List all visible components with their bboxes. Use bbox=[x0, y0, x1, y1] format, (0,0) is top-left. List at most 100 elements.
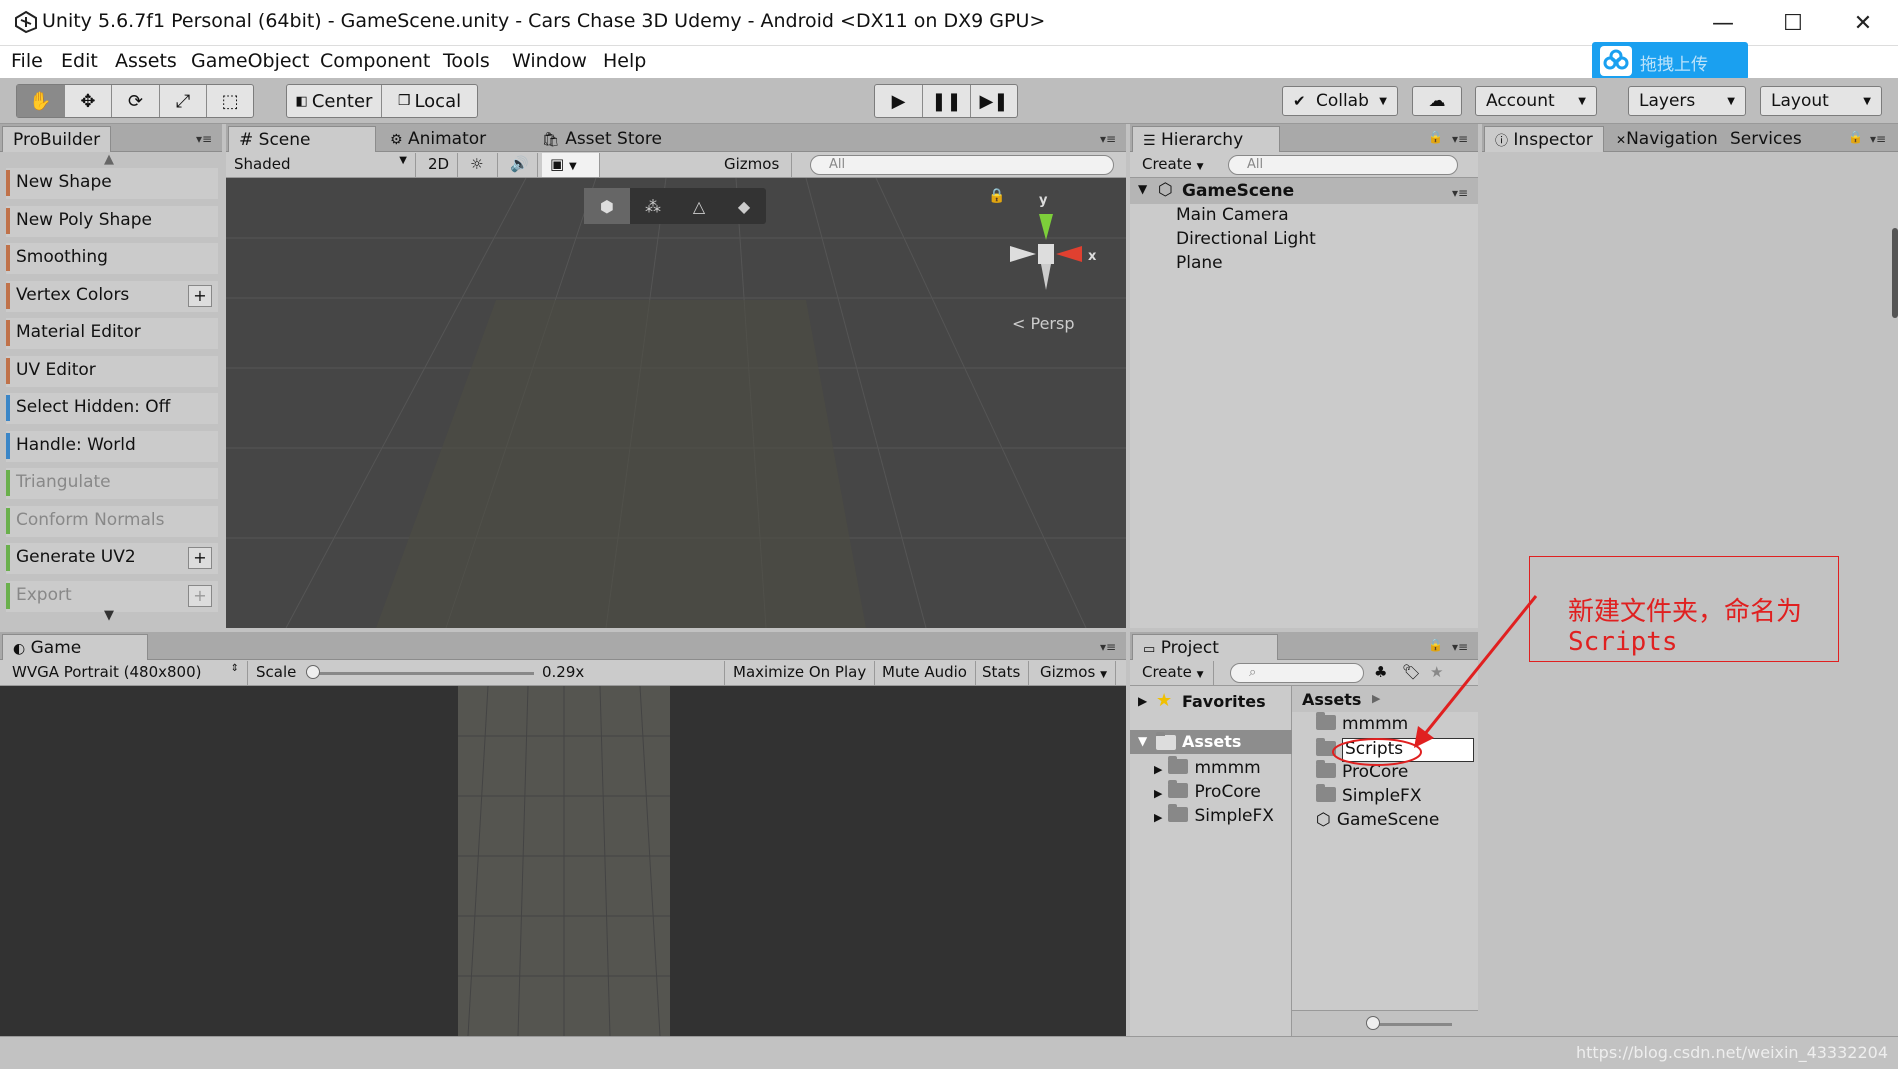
close-button[interactable]: ✕ bbox=[1828, 0, 1898, 46]
resolution-dropdown[interactable]: WVGA Portrait (480x800) ⇕ bbox=[4, 661, 248, 685]
edge-mode-button[interactable]: △ bbox=[676, 188, 722, 224]
probuilder-tool-3[interactable]: Vertex Colors + bbox=[6, 280, 218, 312]
panel-menu-icon[interactable]: ▾≡ bbox=[1870, 132, 1886, 146]
hierarchy-item-main-camera[interactable]: Main Camera bbox=[1176, 205, 1289, 225]
project-search-input[interactable]: ⌕ bbox=[1230, 663, 1364, 683]
audio-toggle[interactable]: 🔊 bbox=[502, 153, 538, 177]
menu-edit[interactable]: Edit bbox=[61, 50, 98, 72]
expand-icon[interactable]: ▼ bbox=[1138, 734, 1147, 748]
hierarchy-create-dropdown[interactable]: Create ▼ bbox=[1134, 153, 1212, 177]
scale-slider[interactable] bbox=[310, 672, 534, 675]
layout-dropdown[interactable]: Layout ▼ bbox=[1760, 86, 1882, 116]
game-viewport[interactable] bbox=[0, 685, 1126, 1037]
expand-icon[interactable]: ▶ bbox=[1154, 787, 1162, 800]
panel-menu-icon[interactable]: ▾≡ bbox=[1100, 640, 1116, 654]
panel-menu-icon[interactable]: ▾≡ bbox=[1452, 132, 1468, 146]
move-tool-button[interactable]: ✥ bbox=[65, 85, 113, 117]
upload-widget[interactable]: 拖拽上传 bbox=[1592, 42, 1748, 80]
probuilder-tool-2[interactable]: Smoothing bbox=[6, 243, 218, 274]
plus-icon[interactable]: + bbox=[188, 584, 212, 607]
icon-size-slider[interactable] bbox=[1372, 1023, 1452, 1026]
menu-component[interactable]: Component bbox=[320, 50, 430, 72]
tab-inspector[interactable]: ⓘ Inspector bbox=[1484, 126, 1604, 152]
menu-assets[interactable]: Assets bbox=[115, 50, 177, 72]
maximize-button[interactable]: ☐ bbox=[1758, 0, 1828, 46]
object-mode-button[interactable]: ⬢ bbox=[584, 188, 630, 224]
tab-game[interactable]: ◐ Game bbox=[2, 634, 148, 660]
icon-size-slider-thumb[interactable] bbox=[1366, 1016, 1380, 1030]
probuilder-tool-1[interactable]: New Poly Shape bbox=[6, 205, 218, 237]
hand-tool-button[interactable]: ✋ bbox=[17, 85, 65, 117]
tree-folder-item[interactable]: ▶ SimpleFX bbox=[1154, 804, 1274, 826]
minimize-button[interactable]: — bbox=[1688, 0, 1758, 46]
menu-gameobject[interactable]: GameObject bbox=[191, 50, 309, 72]
effects-dropdown[interactable]: ▣ ▼ bbox=[542, 153, 600, 177]
stats-toggle[interactable]: Stats bbox=[974, 661, 1030, 685]
center-button[interactable]: ◧ Center bbox=[287, 85, 382, 117]
probuilder-tool-11[interactable]: Export + bbox=[6, 580, 218, 612]
expand-icon[interactable]: ▶ bbox=[1138, 694, 1147, 708]
probuilder-tool-10[interactable]: Generate UV2 + bbox=[6, 543, 218, 574]
scene-menu-icon[interactable]: ▾≡ bbox=[1452, 186, 1468, 200]
scene-viewport[interactable]: ⬢ ⁂ △ ◆ 🔒 y x < Persp bbox=[226, 178, 1126, 628]
tree-folder-item[interactable]: ▶ mmmm bbox=[1154, 756, 1261, 778]
hierarchy-search-input[interactable]: All bbox=[1228, 155, 1458, 175]
mute-audio-toggle[interactable]: Mute Audio bbox=[874, 661, 976, 685]
account-dropdown[interactable]: Account ▼ bbox=[1475, 86, 1597, 116]
tab-scene[interactable]: # Scene bbox=[228, 126, 376, 152]
panel-menu-icon[interactable]: ▾≡ bbox=[196, 132, 212, 146]
tab-probuilder[interactable]: ProBuilder bbox=[2, 126, 112, 152]
vertex-mode-button[interactable]: ⁂ bbox=[630, 188, 676, 224]
plus-icon[interactable]: + bbox=[188, 284, 212, 307]
probuilder-tool-4[interactable]: Material Editor bbox=[6, 318, 218, 349]
tab-hierarchy[interactable]: ☰ Hierarchy bbox=[1132, 126, 1280, 152]
tab-navigation[interactable]: ✕Navigation bbox=[1606, 126, 1728, 152]
step-button[interactable]: ▶❚ bbox=[971, 85, 1017, 117]
tab-project[interactable]: ▭ Project bbox=[1132, 634, 1278, 660]
play-button[interactable]: ▶ bbox=[875, 85, 923, 117]
inspector-scrollbar[interactable] bbox=[1892, 228, 1898, 318]
game-gizmos-dropdown[interactable]: Gizmos ▼ bbox=[1032, 661, 1116, 685]
breadcrumb-assets[interactable]: Assets bbox=[1302, 690, 1361, 709]
perspective-label[interactable]: < Persp bbox=[1012, 314, 1075, 333]
hierarchy-scene-row[interactable]: ▼ ⬡ GameScene ▾≡ bbox=[1130, 178, 1478, 204]
menu-help[interactable]: Help bbox=[603, 50, 646, 72]
gizmos-dropdown[interactable]: Gizmos ▼ bbox=[716, 153, 792, 190]
face-mode-button[interactable]: ◆ bbox=[722, 188, 766, 224]
menu-window[interactable]: Window bbox=[512, 50, 587, 72]
project-file-item[interactable]: ⬡ GameScene bbox=[1316, 810, 1439, 830]
menu-file[interactable]: File bbox=[11, 50, 43, 72]
scene-gizmo[interactable]: y x bbox=[996, 192, 1106, 302]
local-button[interactable]: ❒ Local bbox=[382, 85, 477, 117]
scene-search-input[interactable]: All bbox=[810, 155, 1114, 175]
probuilder-tool-6[interactable]: Select Hidden: Off bbox=[6, 393, 218, 424]
tree-folder-item[interactable]: ▶ ProCore bbox=[1154, 780, 1261, 802]
project-create-dropdown[interactable]: Create ▼ bbox=[1134, 661, 1214, 685]
maximize-on-play-toggle[interactable]: Maximize On Play bbox=[724, 661, 876, 685]
probuilder-tool-9[interactable]: Conform Normals bbox=[6, 505, 218, 537]
collab-dropdown[interactable]: ✔ Collab ▼ bbox=[1282, 86, 1398, 116]
scale-slider-thumb[interactable] bbox=[306, 665, 320, 679]
lock-icon[interactable]: 🔒 bbox=[1428, 130, 1443, 144]
hierarchy-item-directional-light[interactable]: Directional Light bbox=[1176, 229, 1316, 249]
tab-animator[interactable]: ⚙ Animator bbox=[380, 126, 496, 152]
probuilder-tool-7[interactable]: Handle: World bbox=[6, 430, 218, 462]
probuilder-tool-8[interactable]: Triangulate bbox=[6, 468, 218, 499]
layers-dropdown[interactable]: Layers ▼ bbox=[1628, 86, 1746, 116]
favorites-label[interactable]: Favorites bbox=[1182, 692, 1266, 711]
cloud-button[interactable]: ☁ bbox=[1412, 86, 1462, 116]
lock-icon[interactable]: 🔒 bbox=[1848, 130, 1863, 144]
expand-icon[interactable]: ▶ bbox=[1154, 763, 1162, 776]
probuilder-tool-5[interactable]: UV Editor bbox=[6, 355, 218, 387]
plus-icon[interactable]: + bbox=[188, 547, 212, 569]
tab-asset-store[interactable]: 🛍 Asset Store bbox=[532, 126, 672, 152]
shading-dropdown[interactable]: Shaded ▼ bbox=[226, 153, 416, 177]
2d-toggle[interactable]: 2D bbox=[420, 153, 458, 177]
scroll-down-icon[interactable]: ▼ bbox=[104, 608, 114, 623]
scale-tool-button[interactable]: ⤢ bbox=[160, 85, 208, 117]
tree-assets-row[interactable]: ▼ Assets bbox=[1130, 730, 1292, 754]
hierarchy-item-plane[interactable]: Plane bbox=[1176, 253, 1223, 273]
scroll-up-icon[interactable]: ▲ bbox=[104, 152, 114, 167]
rect-tool-button[interactable]: ⬚ bbox=[207, 85, 253, 117]
pause-button[interactable]: ❚❚ bbox=[923, 85, 971, 117]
..............................
PROBLEM REQUIREMENTS>
Please copy, without any change, the lines from the one containing "close-button[interactable]: ✕ bbox=[1828, 0, 1898, 46]" up to and including the one containing "50, 309, 72]".

TASK RESPONSE>
close-button[interactable]: ✕ bbox=[1828, 0, 1898, 46]
resolution-dropdown[interactable]: WVGA Portrait (480x800) ⇕ bbox=[4, 661, 248, 685]
edge-mode-button[interactable]: △ bbox=[676, 188, 722, 224]
probuilder-tool-3[interactable]: Vertex Colors + bbox=[6, 280, 218, 312]
panel-menu-icon[interactable]: ▾≡ bbox=[1870, 132, 1886, 146]
hierarchy-item-main-camera[interactable]: Main Camera bbox=[1176, 205, 1289, 225]
project-search-input[interactable]: ⌕ bbox=[1230, 663, 1364, 683]
audio-toggle[interactable]: 🔊 bbox=[502, 153, 538, 177]
menu-edit[interactable]: Edit bbox=[61, 50, 98, 72]
expand-icon[interactable]: ▼ bbox=[1138, 734, 1147, 748]
hierarchy-create-dropdown[interactable]: Create ▼ bbox=[1134, 153, 1212, 177]
scale-slider[interactable] bbox=[310, 672, 534, 675]
layout-dropdown[interactable]: Layout ▼ bbox=[1760, 86, 1882, 116]
game-viewport[interactable] bbox=[0, 685, 1126, 1037]
expand-icon[interactable]: ▶ bbox=[1154, 787, 1162, 800]
panel-menu-icon[interactable]: ▾≡ bbox=[1100, 640, 1116, 654]
panel-menu-icon[interactable]: ▾≡ bbox=[1452, 132, 1468, 146]
move-tool-button[interactable]: ✥ bbox=[65, 85, 113, 117]
upload-widget[interactable]: 拖拽上传 bbox=[1592, 42, 1748, 80]
probuilder-tool-2[interactable]: Smoothing bbox=[6, 243, 218, 274]
plus-icon[interactable]: + bbox=[188, 584, 212, 607]
icon-size-slider[interactable] bbox=[1372, 1023, 1452, 1026]
menu-component[interactable]: Component bbox=[320, 50, 430, 72]
tab-inspector[interactable]: ⓘ Inspector bbox=[1484, 126, 1604, 152]
menu-assets[interactable]: Assets bbox=[115, 50, 177, 72]
maximize-button[interactable]: ☐ bbox=[1758, 0, 1828, 46]
object-mode-button[interactable]: ⬢ bbox=[584, 188, 630, 224]
tab-game[interactable]: ◐ Game bbox=[2, 634, 148, 660]
icon-size-slider-thumb[interactable] bbox=[1366, 1016, 1380, 1030]
probuilder-tool-1[interactable]: New Poly Shape bbox=[6, 205, 218, 237]
hand-tool-button[interactable]: ✋ bbox=[17, 85, 65, 117]
tree-folder-item[interactable]: ▶ SimpleFX bbox=[1154, 804, 1274, 826]
minimize-button[interactable]: — bbox=[1688, 0, 1758, 46]
menu-gameobject[interactable]: GameObject bbox=[191, 50, 309, 72]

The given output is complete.